Separate out the lines that hold "this".
+---+
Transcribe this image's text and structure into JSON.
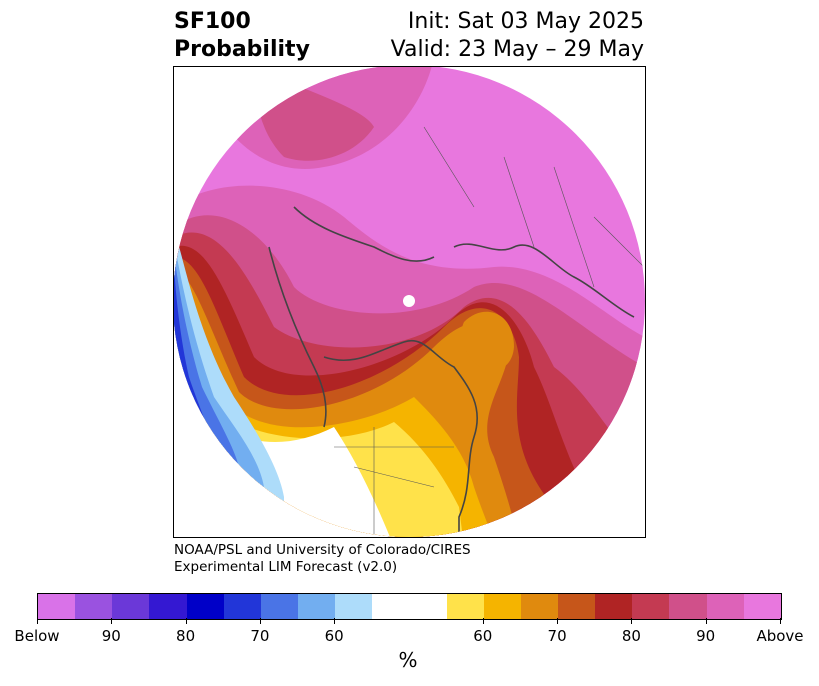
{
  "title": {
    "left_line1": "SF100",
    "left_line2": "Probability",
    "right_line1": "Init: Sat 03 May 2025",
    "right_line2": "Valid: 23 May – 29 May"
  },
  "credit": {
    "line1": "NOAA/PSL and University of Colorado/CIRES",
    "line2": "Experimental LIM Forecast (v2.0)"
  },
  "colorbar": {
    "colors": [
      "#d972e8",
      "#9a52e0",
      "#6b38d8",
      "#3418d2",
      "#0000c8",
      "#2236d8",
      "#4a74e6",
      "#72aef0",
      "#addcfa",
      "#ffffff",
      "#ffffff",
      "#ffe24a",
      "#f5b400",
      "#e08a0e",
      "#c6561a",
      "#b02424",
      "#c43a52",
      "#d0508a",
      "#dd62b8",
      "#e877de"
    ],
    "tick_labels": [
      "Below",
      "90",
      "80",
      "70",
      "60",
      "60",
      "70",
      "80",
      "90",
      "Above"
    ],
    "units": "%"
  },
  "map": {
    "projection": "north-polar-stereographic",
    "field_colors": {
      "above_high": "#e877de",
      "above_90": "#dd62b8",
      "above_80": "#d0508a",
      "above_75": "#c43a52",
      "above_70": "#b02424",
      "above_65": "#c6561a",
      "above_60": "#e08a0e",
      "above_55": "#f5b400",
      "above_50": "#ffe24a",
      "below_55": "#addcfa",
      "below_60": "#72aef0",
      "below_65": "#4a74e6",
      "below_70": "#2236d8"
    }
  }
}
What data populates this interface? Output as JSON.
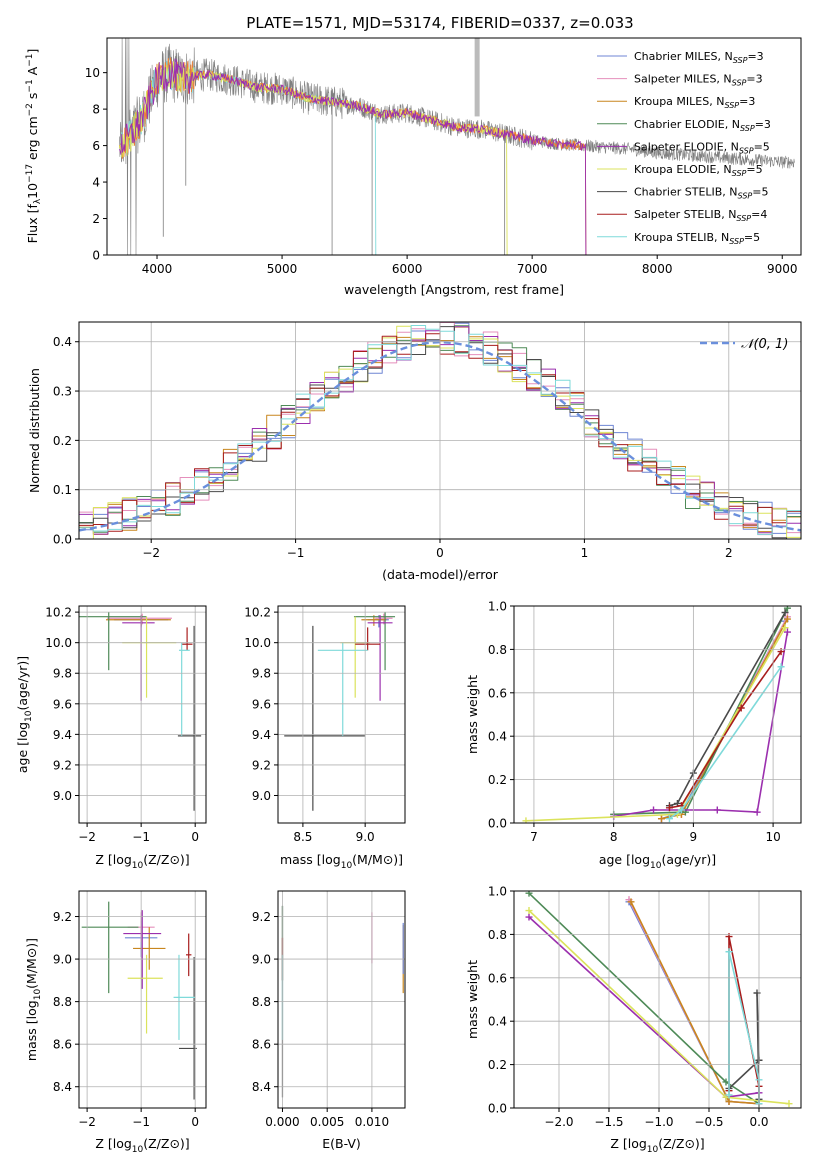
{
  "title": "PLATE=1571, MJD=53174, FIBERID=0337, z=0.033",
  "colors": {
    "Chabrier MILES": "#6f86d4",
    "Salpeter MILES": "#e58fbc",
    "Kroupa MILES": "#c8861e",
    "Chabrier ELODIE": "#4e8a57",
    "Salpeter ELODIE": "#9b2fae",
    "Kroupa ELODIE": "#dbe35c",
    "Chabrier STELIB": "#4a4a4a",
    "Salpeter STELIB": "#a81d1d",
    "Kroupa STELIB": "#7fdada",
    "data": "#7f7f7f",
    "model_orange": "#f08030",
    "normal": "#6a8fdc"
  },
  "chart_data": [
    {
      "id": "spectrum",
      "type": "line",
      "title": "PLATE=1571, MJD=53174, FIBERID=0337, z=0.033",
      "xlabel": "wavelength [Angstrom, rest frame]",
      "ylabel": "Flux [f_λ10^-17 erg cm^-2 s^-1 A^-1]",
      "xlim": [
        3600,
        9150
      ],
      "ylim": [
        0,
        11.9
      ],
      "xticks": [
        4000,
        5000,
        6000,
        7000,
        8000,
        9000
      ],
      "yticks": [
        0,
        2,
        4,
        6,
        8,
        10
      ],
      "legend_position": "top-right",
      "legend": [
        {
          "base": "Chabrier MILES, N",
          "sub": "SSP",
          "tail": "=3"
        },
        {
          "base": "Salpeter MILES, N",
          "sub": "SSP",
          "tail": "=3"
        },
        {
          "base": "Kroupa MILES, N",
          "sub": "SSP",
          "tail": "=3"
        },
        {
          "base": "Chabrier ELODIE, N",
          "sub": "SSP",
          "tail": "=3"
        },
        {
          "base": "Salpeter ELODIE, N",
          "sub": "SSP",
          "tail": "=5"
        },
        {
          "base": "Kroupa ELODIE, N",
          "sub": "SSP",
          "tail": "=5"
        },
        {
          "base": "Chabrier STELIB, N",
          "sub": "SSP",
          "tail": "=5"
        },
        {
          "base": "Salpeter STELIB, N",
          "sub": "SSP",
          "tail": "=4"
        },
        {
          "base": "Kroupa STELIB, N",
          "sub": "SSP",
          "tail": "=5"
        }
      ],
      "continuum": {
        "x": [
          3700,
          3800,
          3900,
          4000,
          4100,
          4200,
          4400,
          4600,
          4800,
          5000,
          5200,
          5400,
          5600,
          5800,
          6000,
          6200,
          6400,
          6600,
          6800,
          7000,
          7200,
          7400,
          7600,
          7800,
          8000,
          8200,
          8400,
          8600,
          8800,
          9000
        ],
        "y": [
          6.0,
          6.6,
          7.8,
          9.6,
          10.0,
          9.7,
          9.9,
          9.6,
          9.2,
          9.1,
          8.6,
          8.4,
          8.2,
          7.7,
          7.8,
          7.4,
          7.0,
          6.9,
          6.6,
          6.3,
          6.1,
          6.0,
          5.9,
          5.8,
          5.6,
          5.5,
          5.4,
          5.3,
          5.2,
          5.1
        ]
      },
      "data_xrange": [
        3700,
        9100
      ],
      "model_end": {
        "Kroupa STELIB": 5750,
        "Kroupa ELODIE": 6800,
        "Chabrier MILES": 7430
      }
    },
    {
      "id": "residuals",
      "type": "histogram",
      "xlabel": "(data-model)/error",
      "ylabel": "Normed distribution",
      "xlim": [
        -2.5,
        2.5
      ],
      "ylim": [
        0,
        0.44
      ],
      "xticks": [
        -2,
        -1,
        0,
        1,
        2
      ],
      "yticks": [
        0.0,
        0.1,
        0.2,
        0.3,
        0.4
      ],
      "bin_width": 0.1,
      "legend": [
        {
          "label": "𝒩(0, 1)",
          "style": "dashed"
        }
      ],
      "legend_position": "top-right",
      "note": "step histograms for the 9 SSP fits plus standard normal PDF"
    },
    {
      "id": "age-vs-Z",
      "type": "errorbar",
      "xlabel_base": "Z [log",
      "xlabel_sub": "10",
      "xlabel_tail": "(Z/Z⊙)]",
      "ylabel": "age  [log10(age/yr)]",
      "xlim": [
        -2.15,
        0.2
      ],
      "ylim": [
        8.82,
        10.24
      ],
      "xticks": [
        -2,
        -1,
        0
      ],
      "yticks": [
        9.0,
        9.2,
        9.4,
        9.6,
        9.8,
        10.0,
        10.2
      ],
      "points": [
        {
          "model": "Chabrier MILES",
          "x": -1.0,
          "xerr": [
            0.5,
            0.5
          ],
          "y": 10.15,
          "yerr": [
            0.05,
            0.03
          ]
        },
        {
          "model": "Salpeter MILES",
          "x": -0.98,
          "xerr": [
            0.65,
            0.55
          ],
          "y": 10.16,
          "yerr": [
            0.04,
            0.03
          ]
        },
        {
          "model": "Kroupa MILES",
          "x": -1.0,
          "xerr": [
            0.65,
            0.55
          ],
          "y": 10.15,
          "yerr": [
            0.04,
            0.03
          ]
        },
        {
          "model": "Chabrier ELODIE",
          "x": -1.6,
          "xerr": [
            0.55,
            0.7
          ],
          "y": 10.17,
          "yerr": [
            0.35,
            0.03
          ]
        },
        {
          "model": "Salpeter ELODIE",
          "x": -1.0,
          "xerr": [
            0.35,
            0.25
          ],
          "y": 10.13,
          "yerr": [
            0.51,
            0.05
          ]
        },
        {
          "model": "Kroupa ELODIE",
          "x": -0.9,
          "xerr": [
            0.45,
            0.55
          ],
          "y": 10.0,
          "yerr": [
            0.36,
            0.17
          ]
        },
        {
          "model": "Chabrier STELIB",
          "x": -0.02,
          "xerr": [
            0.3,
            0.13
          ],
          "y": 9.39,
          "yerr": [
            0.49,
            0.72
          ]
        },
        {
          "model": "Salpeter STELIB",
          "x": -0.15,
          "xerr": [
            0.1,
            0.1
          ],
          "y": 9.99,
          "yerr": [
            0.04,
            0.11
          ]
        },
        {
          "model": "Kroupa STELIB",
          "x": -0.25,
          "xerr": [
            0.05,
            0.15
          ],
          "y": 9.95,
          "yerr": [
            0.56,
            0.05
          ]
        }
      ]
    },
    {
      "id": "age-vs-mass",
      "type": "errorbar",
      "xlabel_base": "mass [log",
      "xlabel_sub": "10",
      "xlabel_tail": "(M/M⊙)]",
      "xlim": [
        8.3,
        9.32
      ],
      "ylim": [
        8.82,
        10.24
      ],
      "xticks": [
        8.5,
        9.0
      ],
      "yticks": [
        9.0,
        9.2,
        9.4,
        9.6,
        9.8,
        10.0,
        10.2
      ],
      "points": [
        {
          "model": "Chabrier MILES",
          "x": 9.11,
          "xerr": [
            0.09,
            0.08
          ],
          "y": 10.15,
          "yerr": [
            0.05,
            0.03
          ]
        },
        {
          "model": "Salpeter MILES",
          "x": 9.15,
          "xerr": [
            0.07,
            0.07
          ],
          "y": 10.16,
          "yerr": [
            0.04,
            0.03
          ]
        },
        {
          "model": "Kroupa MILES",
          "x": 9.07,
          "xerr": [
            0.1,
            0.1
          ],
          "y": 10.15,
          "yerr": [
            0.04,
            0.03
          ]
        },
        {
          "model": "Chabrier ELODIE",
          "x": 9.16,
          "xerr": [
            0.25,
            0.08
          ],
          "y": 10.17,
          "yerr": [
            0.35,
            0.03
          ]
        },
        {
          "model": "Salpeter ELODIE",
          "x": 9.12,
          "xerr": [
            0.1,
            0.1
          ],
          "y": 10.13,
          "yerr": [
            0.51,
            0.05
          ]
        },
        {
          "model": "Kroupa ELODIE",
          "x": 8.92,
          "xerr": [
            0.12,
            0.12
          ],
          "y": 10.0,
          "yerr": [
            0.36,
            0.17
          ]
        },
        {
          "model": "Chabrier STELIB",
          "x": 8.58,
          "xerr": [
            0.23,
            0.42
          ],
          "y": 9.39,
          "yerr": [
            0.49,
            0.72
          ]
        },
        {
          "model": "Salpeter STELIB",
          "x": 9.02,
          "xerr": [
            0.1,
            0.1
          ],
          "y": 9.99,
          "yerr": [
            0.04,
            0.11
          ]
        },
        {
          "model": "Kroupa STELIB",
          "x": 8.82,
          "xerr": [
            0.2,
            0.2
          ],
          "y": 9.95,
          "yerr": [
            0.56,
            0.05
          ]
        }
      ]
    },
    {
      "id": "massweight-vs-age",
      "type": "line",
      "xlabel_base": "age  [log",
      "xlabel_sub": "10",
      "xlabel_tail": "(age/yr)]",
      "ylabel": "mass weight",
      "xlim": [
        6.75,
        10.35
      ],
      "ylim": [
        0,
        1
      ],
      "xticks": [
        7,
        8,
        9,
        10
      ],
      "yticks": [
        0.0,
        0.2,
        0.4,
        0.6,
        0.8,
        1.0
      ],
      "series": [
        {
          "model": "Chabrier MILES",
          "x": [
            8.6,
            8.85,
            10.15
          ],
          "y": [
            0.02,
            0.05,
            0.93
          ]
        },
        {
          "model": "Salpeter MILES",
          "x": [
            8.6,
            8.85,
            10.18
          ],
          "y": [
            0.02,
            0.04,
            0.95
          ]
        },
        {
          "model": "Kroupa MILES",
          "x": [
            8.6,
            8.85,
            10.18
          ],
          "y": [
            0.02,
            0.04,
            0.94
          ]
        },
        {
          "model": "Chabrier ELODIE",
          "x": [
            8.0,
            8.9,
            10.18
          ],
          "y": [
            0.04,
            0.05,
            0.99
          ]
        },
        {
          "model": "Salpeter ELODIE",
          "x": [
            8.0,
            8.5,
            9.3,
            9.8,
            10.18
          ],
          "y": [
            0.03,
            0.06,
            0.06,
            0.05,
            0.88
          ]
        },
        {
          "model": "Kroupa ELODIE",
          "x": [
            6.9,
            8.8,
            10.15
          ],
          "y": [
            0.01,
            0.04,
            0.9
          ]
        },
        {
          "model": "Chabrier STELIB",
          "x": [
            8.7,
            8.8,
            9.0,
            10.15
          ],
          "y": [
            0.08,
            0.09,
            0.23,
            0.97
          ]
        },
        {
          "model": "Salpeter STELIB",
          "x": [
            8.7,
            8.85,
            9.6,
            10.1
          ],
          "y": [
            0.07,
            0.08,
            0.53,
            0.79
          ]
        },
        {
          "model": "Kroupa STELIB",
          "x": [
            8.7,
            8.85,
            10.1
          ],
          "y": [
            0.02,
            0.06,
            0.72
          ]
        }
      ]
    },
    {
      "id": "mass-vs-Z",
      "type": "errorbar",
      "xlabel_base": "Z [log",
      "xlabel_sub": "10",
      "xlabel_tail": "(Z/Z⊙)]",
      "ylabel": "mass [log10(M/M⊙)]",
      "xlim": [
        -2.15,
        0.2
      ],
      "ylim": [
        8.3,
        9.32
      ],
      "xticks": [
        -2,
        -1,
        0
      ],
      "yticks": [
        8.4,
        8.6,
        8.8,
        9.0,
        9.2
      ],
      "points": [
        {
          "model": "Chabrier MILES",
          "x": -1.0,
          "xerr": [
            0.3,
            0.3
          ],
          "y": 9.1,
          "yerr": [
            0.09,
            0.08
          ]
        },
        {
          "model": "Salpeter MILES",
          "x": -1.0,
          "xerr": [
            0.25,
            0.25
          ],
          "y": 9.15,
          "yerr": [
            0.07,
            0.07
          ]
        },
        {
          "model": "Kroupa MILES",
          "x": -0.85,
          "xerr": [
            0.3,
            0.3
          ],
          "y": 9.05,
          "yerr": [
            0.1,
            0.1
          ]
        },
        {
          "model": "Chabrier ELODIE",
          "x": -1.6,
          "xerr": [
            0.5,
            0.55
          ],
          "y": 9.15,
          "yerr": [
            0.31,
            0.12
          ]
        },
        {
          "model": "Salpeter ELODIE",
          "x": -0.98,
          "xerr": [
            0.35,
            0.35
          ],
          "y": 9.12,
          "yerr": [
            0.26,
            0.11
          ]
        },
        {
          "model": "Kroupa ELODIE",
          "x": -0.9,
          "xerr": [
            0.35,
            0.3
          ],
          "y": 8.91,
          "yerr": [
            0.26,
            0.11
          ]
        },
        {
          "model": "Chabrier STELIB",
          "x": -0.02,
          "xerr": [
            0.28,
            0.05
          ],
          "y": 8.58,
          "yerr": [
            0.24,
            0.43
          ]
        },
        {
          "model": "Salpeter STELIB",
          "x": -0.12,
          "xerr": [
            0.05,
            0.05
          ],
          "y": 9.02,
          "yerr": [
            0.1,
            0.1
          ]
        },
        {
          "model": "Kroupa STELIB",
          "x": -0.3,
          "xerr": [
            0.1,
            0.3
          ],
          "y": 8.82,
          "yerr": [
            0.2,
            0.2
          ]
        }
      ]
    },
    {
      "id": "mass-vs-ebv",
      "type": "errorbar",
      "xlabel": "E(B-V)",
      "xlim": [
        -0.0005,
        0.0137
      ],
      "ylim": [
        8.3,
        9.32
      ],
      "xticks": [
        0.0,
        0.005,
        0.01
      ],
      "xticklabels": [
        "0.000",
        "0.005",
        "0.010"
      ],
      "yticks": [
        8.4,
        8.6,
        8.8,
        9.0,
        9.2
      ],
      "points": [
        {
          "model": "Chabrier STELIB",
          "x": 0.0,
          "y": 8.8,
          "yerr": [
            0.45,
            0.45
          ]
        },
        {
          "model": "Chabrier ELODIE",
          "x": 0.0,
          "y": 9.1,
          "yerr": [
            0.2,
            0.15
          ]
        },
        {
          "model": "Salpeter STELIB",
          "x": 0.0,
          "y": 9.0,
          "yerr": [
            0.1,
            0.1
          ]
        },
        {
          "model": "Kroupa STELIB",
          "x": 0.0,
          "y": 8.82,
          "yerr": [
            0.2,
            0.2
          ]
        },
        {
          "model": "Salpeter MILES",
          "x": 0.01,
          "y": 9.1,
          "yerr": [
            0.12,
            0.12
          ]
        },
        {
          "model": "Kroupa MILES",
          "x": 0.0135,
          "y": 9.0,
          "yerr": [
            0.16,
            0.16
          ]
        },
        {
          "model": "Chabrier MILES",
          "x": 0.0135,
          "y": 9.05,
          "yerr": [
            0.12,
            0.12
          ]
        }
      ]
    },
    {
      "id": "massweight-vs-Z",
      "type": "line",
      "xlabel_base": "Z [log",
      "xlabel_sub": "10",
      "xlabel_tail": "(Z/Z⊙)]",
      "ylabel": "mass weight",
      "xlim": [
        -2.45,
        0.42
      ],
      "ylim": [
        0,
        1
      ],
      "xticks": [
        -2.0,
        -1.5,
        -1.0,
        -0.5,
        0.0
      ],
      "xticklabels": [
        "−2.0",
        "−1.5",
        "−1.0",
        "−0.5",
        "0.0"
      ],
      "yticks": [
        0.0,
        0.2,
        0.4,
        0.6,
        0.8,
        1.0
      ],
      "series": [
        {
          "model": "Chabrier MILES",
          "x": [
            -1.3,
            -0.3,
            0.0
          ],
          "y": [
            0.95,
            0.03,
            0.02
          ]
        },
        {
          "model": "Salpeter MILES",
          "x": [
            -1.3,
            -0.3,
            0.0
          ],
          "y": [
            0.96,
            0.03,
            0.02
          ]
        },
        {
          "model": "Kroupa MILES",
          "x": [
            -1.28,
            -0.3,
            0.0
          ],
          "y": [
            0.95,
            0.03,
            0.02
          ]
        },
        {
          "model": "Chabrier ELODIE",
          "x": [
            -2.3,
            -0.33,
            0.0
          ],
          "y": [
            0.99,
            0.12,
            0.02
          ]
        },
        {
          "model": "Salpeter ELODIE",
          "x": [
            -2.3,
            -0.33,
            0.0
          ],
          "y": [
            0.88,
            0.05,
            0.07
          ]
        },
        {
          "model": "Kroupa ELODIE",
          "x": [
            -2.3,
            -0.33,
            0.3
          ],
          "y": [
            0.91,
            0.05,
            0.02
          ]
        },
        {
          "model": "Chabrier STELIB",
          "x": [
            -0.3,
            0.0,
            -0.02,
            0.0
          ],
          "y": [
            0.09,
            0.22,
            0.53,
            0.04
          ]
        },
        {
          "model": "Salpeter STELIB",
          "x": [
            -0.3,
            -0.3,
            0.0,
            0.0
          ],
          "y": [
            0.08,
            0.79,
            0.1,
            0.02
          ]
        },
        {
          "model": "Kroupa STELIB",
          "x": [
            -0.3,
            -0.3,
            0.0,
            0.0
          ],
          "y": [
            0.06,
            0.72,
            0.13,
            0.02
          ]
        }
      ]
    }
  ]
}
+---+
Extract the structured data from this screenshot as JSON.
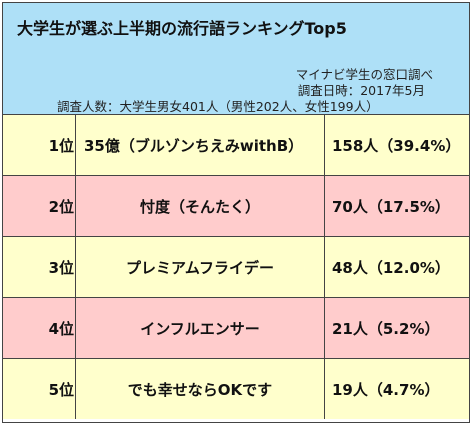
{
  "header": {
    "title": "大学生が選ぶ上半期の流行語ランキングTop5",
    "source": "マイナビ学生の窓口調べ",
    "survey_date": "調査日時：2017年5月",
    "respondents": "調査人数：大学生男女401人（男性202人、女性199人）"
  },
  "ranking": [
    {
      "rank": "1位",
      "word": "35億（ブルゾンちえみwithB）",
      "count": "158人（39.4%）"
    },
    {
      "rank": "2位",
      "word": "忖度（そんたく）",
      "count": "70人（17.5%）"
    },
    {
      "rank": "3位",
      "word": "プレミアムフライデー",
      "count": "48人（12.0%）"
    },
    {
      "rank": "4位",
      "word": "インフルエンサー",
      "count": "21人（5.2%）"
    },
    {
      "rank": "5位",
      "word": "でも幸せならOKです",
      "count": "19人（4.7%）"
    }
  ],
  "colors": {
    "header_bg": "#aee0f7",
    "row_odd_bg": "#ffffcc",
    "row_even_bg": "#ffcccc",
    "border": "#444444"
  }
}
+---+
* _THE RESPONSE_:
Transcribe this image's text and structure into JSON.
What data populates this interface? Output as JSON.
Extract the structured data from this screenshot as JSON.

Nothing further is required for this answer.